Bulldog Front - The Case of The Abused Dogs

"Dude, help me find my contact.
My mum's gonna kill me."



Ahistorical - you think this shit just 
Dropped right out of the sky
My analysis: it's time to harvest 
The crust from your eyes
To surge and refine, to rage and define ourselves 
Against your line
So sorry friend but you must resign


You want to figure it out we'll throw down 
We'll throw down, we'll throw down
You want to figure it out 
We'll throw down your bulldog front


~ Fugazi


I received a terrible shock one night last week, upon returning home from work. I heaved open the front door late one night, pleasantly exhausted from an eight-hour workday and an hour-long meeting. I was humming along with Mr. Reznor (my iPod) and had just dumped my bags on the floor - I would need both my hands to survive the onslaught of love my three little gits were about to bestow on me when I opened my bedroom door and set them free.

“Yoo Hoo!” I sang. “Mummy’s home!”

I opened my bedroom door and flicked on the overhead light, then screamed in terror and took a giant step back.

Page element annotations:

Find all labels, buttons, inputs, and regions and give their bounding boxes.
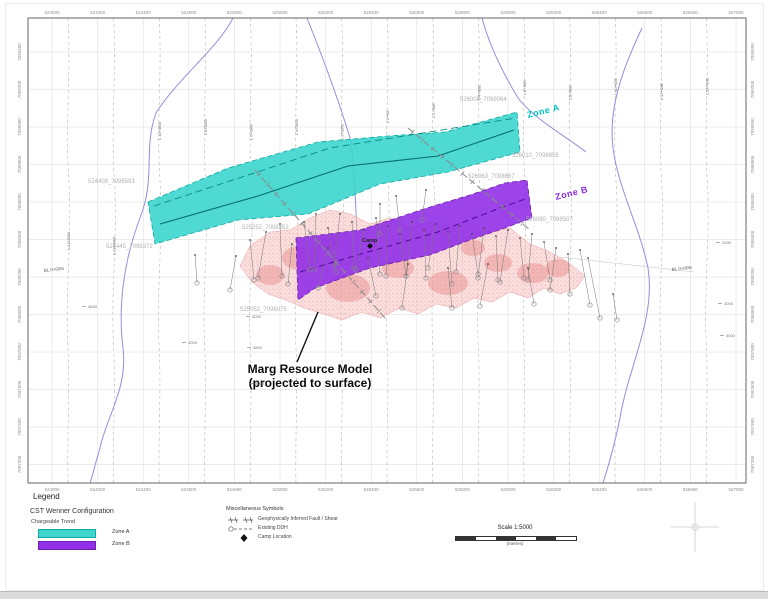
survey-line-label: L 8+00W — [203, 119, 208, 135]
survey-line-label: L 6+00E — [522, 80, 527, 95]
station-label: 4500 — [253, 345, 263, 350]
northing-label-left: 7097400 — [17, 418, 22, 436]
misc-symbols-title: Miscellaneous Symbols — [226, 506, 283, 512]
drillhole-collar — [519, 237, 521, 239]
legend-subtitle: Chargeable Trend — [31, 519, 75, 525]
baseline-label-east: BL 0+00N — [672, 265, 692, 272]
easting-label-bottom: 526800 — [683, 487, 699, 492]
easting-label-bottom: 526200 — [546, 487, 562, 492]
easting-label-top: 526800 — [683, 10, 699, 15]
northing-label-right: 7097200 — [750, 455, 755, 473]
drillhole-collar — [579, 249, 581, 251]
easting-label-top: 524000 — [44, 10, 60, 15]
northing-label-left: 7098400 — [17, 230, 22, 248]
drillhole-collar — [399, 233, 401, 235]
scalebar-title: Scale 1:5000 — [455, 525, 575, 531]
drillhole-collar — [555, 247, 557, 249]
drillhole-collar — [303, 221, 305, 223]
ddh-symbol-icon — [227, 525, 255, 533]
drillhole-collar — [315, 213, 317, 215]
drillhole-collar — [471, 233, 473, 235]
drillhole-collar — [291, 243, 293, 245]
northing-label-right: 7098000 — [750, 305, 755, 323]
easting-label-bottom: 525200 — [318, 487, 334, 492]
drillhole-collar — [483, 227, 485, 229]
drillhole-collar — [327, 227, 329, 229]
easting-label-bottom: 524200 — [90, 487, 106, 492]
station-label: 4000 — [188, 340, 198, 345]
easting-label-bottom: 524800 — [227, 487, 243, 492]
collar-coordinate-label: 525052_7098352 — [242, 225, 289, 231]
drillhole-collar — [435, 223, 437, 225]
northing-label-right: 7097400 — [750, 418, 755, 436]
northing-label-left: 7098200 — [17, 268, 22, 286]
drillhole-collar — [387, 225, 389, 227]
easting-label-top: 524800 — [227, 10, 243, 15]
survey-line-label: L 10+00W — [157, 122, 162, 140]
zone-a-swatch-label: Zone A — [112, 529, 129, 535]
northing-label-left: 7099400 — [17, 43, 22, 61]
fault-symbol-label: Geophysically Inferred Fault / Shear — [258, 516, 338, 522]
northing-label-right: 7097600 — [750, 380, 755, 398]
survey-line-label: L 2+00E — [431, 103, 436, 118]
drillhole-trace — [230, 256, 236, 290]
collar-coordinate-label: 525052_7098075 — [240, 307, 287, 313]
zone-b-label: Zone B — [554, 184, 589, 202]
drillhole-collar — [249, 239, 251, 241]
collar-coordinate-label: 524445_7098372 — [106, 244, 153, 250]
drillhole-collar — [423, 229, 425, 231]
easting-label-top: 525800 — [455, 10, 471, 15]
drillhole-collar — [487, 263, 489, 265]
easting-label-bottom: 525600 — [409, 487, 425, 492]
easting-label-top: 524200 — [90, 10, 106, 15]
northing-label-right: 7099400 — [750, 43, 755, 61]
annotation-leader-line — [297, 312, 318, 362]
northing-label-right: 7098600 — [750, 193, 755, 211]
survey-line-label: L 6+00W — [248, 124, 253, 140]
easting-label-bottom: 524600 — [181, 487, 197, 492]
drillhole-collar — [194, 254, 196, 256]
station-label: 4000 — [726, 333, 736, 338]
annotation-line2: (projected to surface) — [249, 376, 372, 390]
fault-symbol-icon — [227, 516, 255, 524]
camp-symbol-icon — [239, 533, 249, 543]
north-cross-icon — [671, 502, 719, 552]
northing-label-right: 7098800 — [750, 155, 755, 173]
easting-label-top: 525000 — [272, 10, 288, 15]
northing-label-right: 7098200 — [750, 268, 755, 286]
drillhole-collar — [327, 247, 329, 249]
scalebar-units: (metres) — [455, 541, 575, 546]
easting-label-top: 524400 — [136, 10, 152, 15]
northing-label-right: 7099000 — [750, 118, 755, 136]
collar-coordinate-label: 526010_7098858 — [512, 153, 559, 159]
ddh-symbol-label: Existing DDH — [258, 525, 288, 531]
easting-label-bottom: 526600 — [637, 487, 653, 492]
northing-label-left: 7097200 — [17, 455, 22, 473]
easting-label-top: 525600 — [409, 10, 425, 15]
drillhole-collar — [235, 255, 237, 257]
collar-coordinate-label: 524408_7098593 — [88, 179, 135, 185]
baseline-label-west: BL 0+00N — [44, 266, 64, 273]
drillhole-collar — [407, 263, 409, 265]
northing-label-right: 7098400 — [750, 230, 755, 248]
easting-label-top: 524600 — [181, 10, 197, 15]
zone-a-label: Zone A — [526, 102, 561, 120]
drillhole-collar — [367, 257, 369, 259]
zone-b-swatch — [38, 541, 96, 550]
drillhole-collar — [395, 195, 397, 197]
legend-title: Legend — [33, 492, 60, 501]
northing-label-right: 7099200 — [750, 80, 755, 98]
easting-label-bottom: 525400 — [364, 487, 380, 492]
station-label: 4000 — [252, 314, 262, 319]
northing-label-left: 7097600 — [17, 380, 22, 398]
drillhole-collar — [351, 221, 353, 223]
survey-line-label: L 8+00E — [568, 85, 573, 100]
northing-label-left: 7098000 — [17, 305, 22, 323]
drillhole-trace — [588, 258, 600, 318]
drillhole-collar — [425, 189, 427, 191]
station-label: 2000 — [722, 240, 732, 245]
drillhole-collar — [375, 217, 377, 219]
drillhole-collar — [379, 203, 381, 205]
collar-coordinate-label: 526008_7099064 — [460, 97, 507, 103]
collar-coordinate-label: 526080_7098507 — [526, 217, 573, 223]
station-label: 3000 — [724, 301, 734, 306]
drillhole-collar — [543, 241, 545, 243]
easting-label-top: 527000 — [728, 10, 744, 15]
easting-label-bottom: 524400 — [136, 487, 152, 492]
survey-line-label: L 4+00W — [294, 119, 299, 135]
station-label: 4000 — [88, 304, 98, 309]
collar-coordinate-label: 526063_7098667 — [468, 174, 515, 180]
zone-b-swatch-label: Zone B — [112, 541, 130, 547]
easting-label-bottom: 525800 — [455, 487, 471, 492]
legend-config-title: CST Wenner Configuration — [30, 508, 114, 515]
survey-line-label: L 2+00W — [340, 124, 345, 140]
easting-label-bottom: 526400 — [592, 487, 608, 492]
drillhole-collar — [447, 231, 449, 233]
stream-line — [603, 28, 649, 483]
drillhole-collar — [495, 235, 497, 237]
survey-line — [204, 18, 207, 483]
drillhole-trace — [195, 255, 197, 283]
drillhole-collar — [265, 231, 267, 233]
drillhole-collar — [531, 233, 533, 235]
drillhole-collar — [411, 221, 413, 223]
survey-line-label: L 12+00E — [659, 83, 664, 100]
northing-label-left: 7098600 — [17, 193, 22, 211]
drillhole-collar — [507, 229, 509, 231]
northing-label-left: 7098800 — [17, 155, 22, 173]
easting-label-top: 526000 — [500, 10, 516, 15]
easting-label-top: 526200 — [546, 10, 562, 15]
survey-line-label: L 14+00E — [704, 78, 709, 95]
camp-symbol-label: Camp Location — [258, 534, 292, 540]
easting-label-bottom: 526000 — [500, 487, 516, 492]
northing-label-right: 7097800 — [750, 343, 755, 361]
drillhole-collar — [527, 267, 529, 269]
annotation-line1: Marg Resource Model — [248, 362, 373, 376]
drillhole-collar — [447, 267, 449, 269]
drillhole-collar — [587, 257, 589, 259]
easting-label-top: 526400 — [592, 10, 608, 15]
zone-a-swatch — [38, 529, 96, 538]
survey-line-label: L 0+00 — [385, 110, 390, 123]
easting-label-top: 526600 — [637, 10, 653, 15]
easting-label-top: 525200 — [318, 10, 334, 15]
survey-line-label: L 14+00W — [66, 232, 71, 250]
drillhole-collar — [339, 213, 341, 215]
map-canvas: L 14+00WL 12+00WL 10+00WL 8+00WL 6+00WL … — [0, 0, 768, 598]
drillhole-trace — [613, 294, 617, 320]
station-label: 5000 — [255, 381, 265, 386]
drillhole-collar — [363, 229, 365, 231]
drillhole-collar — [567, 253, 569, 255]
survey-line — [158, 18, 161, 483]
easting-label-bottom: 527000 — [728, 487, 744, 492]
map-sheet: { "colors": {"zone_a": "#3fd6ce", "zone_… — [0, 0, 768, 598]
drillhole-collar — [459, 225, 461, 227]
northing-label-left: 7099000 — [17, 118, 22, 136]
drillhole-collar — [612, 293, 614, 295]
northing-label-left: 7099200 — [17, 80, 22, 98]
easting-label-bottom: 525000 — [272, 487, 288, 492]
northing-label-left: 7097800 — [17, 343, 22, 361]
easting-label-top: 525400 — [364, 10, 380, 15]
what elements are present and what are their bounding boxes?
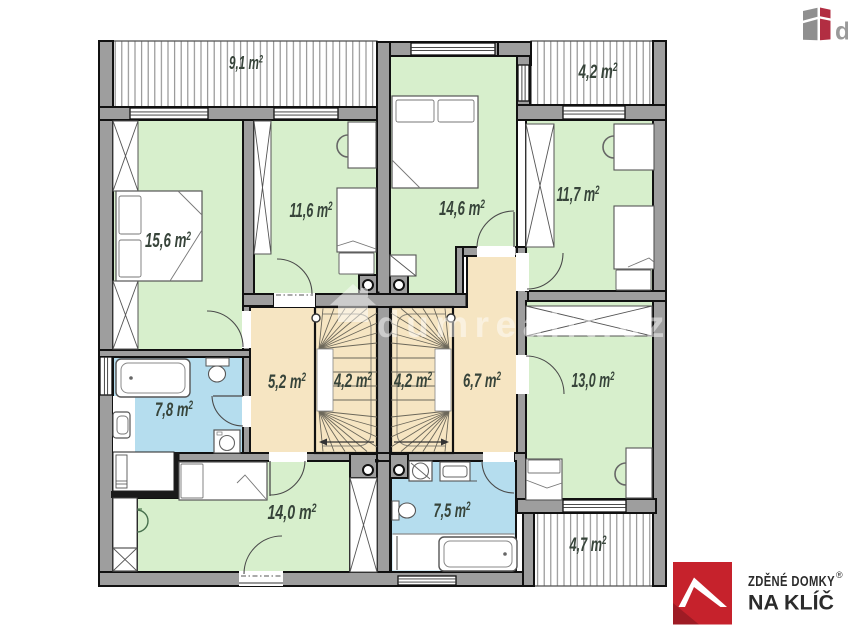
svg-text:d: d [835,18,848,46]
svg-text:7,8 m2: 7,8 m2 [155,398,193,421]
svg-text:4,2 m2: 4,2 m2 [333,369,372,392]
svg-text:14,0 m2: 14,0 m2 [268,501,317,524]
svg-text:13,0 m2: 13,0 m2 [572,369,615,392]
svg-text:15,6 m2: 15,6 m2 [145,229,191,252]
svg-text:4,2 m2: 4,2 m2 [393,369,432,392]
svg-text:11,6 m2: 11,6 m2 [290,199,333,222]
svg-text:9,1 m2: 9,1 m2 [229,53,263,73]
svg-text:dumrealit.cz: dumrealit.cz [377,304,671,345]
svg-text:4,2 m2: 4,2 m2 [578,60,618,83]
svg-text:14,6 m2: 14,6 m2 [439,197,485,220]
svg-text:11,7 m2: 11,7 m2 [557,183,600,206]
svg-text:®: ® [836,570,843,580]
svg-text:ZDĚNÉ DOMKY: ZDĚNÉ DOMKY [748,572,835,590]
svg-text:6,7 m2: 6,7 m2 [463,369,501,392]
svg-text:4,7 m2: 4,7 m2 [569,533,607,556]
svg-text:NA KLÍČ: NA KLÍČ [748,591,834,615]
svg-text:5,2 m2: 5,2 m2 [268,370,306,393]
svg-text:7,5 m2: 7,5 m2 [434,499,471,522]
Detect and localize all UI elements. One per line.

WRITTEN PROBLEM 1:
In the Bulldog Front post, what did the narrator do right after flicking on the overhead light in the bedroom?
WRITTEN PROBLEM 2:
Extend the Bulldog Front post, picking up after its final sentence.

WRITTEN REPLY 1:
The narrator screamed in terror and took a giant step back.

WRITTEN REPLY 2:
“My babies!” I cried, then ran to my dogs, each of whom sat in different areas of my room, their heads hanging low and their tails tucked between their legs. “What happened? Who did this to you?”

I picked Misha up off the floor and cuddled her to my chest. She tried to pull away, refusing to even look at me; the other two tried to slink off and hide. The mistreatment they had suffered was written all over their fuzzy little faces.

The groomers, I realized suddenly. They did this.

“Bastards!” I fumed as I put Misha back onto the bed and stood up to collect my purse and keys. They wouldn’t get away with this. NOBODY abuses my dogs! I’d sue! I’d fucking sue them so hard they’d -

“Don’t they look adorable?” My mum cooed from the open doorway. “So cute!”

I spun around and gaped at her. “You...you let this happen to them?” I demanded.

“What?” Mum frowned as I pushed past her. “What are you talking about?”

“What am I talking about? Look at them!” I yelled. “I won’t let them get away with this!”

“Kage!” Mum cried, tripping over the dogs as she tried in vain to follow me down the hall.

I stopped and turned around. “Are you blind, woman?” I said incredulously. “Can you not see the blatant abuse?”

“No,” Mum shook her head, bewildered.

“The. Bandanas,” I hissed, and slammed the front door behind me.

 Someone was going to pay.


Christ, just look at 'em.
I hope I don't have to euthanize them.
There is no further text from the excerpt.